### GIVEN REQUEST
Copy out each line that has "this" in it.

════

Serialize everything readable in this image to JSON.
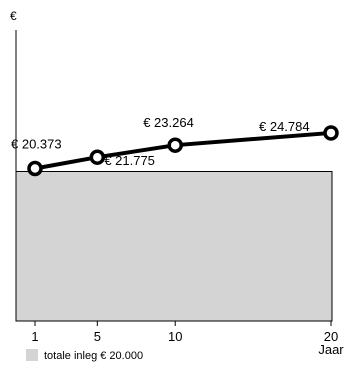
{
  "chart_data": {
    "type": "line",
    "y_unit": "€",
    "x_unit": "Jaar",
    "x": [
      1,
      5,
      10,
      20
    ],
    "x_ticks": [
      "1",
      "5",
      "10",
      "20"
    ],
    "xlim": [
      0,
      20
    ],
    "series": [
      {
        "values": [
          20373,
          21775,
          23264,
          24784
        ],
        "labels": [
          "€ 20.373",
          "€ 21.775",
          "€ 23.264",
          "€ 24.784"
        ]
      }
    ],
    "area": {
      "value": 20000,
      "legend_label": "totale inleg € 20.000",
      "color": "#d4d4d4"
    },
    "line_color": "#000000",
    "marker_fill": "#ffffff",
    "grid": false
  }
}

════

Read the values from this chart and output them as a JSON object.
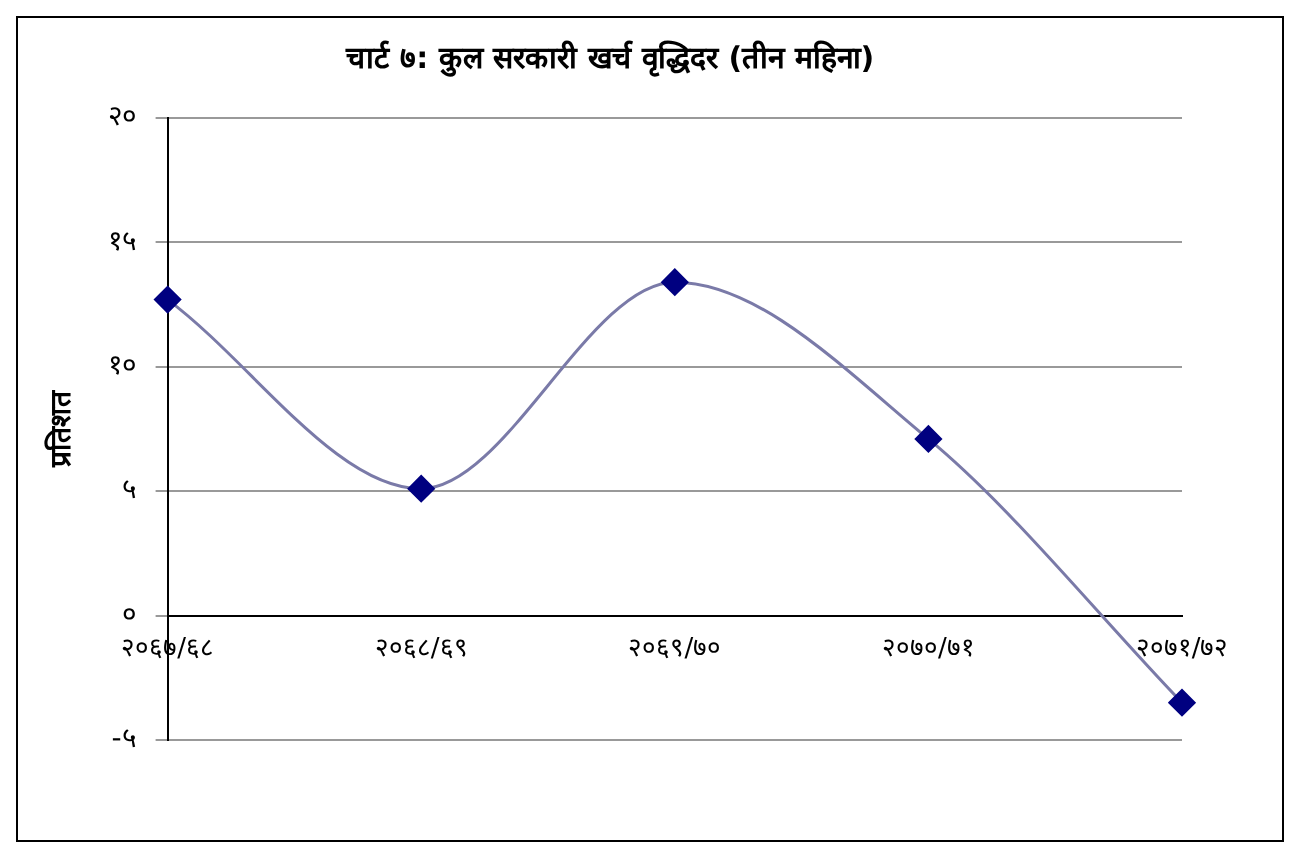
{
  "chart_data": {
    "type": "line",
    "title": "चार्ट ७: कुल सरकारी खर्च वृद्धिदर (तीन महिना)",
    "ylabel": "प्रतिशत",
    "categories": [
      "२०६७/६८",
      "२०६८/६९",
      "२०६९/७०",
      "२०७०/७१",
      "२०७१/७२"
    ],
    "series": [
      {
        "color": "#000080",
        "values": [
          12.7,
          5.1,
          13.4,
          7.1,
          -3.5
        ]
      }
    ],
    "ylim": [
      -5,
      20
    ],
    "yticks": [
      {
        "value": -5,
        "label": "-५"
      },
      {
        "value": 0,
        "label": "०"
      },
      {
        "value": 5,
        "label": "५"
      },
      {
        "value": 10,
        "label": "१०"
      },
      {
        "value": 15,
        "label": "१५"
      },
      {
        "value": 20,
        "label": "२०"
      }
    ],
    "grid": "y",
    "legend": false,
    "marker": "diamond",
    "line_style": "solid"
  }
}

════

### TASK SOLUTION
Serialize everything readable in this image to JSON.
Read the values from this chart and output them as a JSON object.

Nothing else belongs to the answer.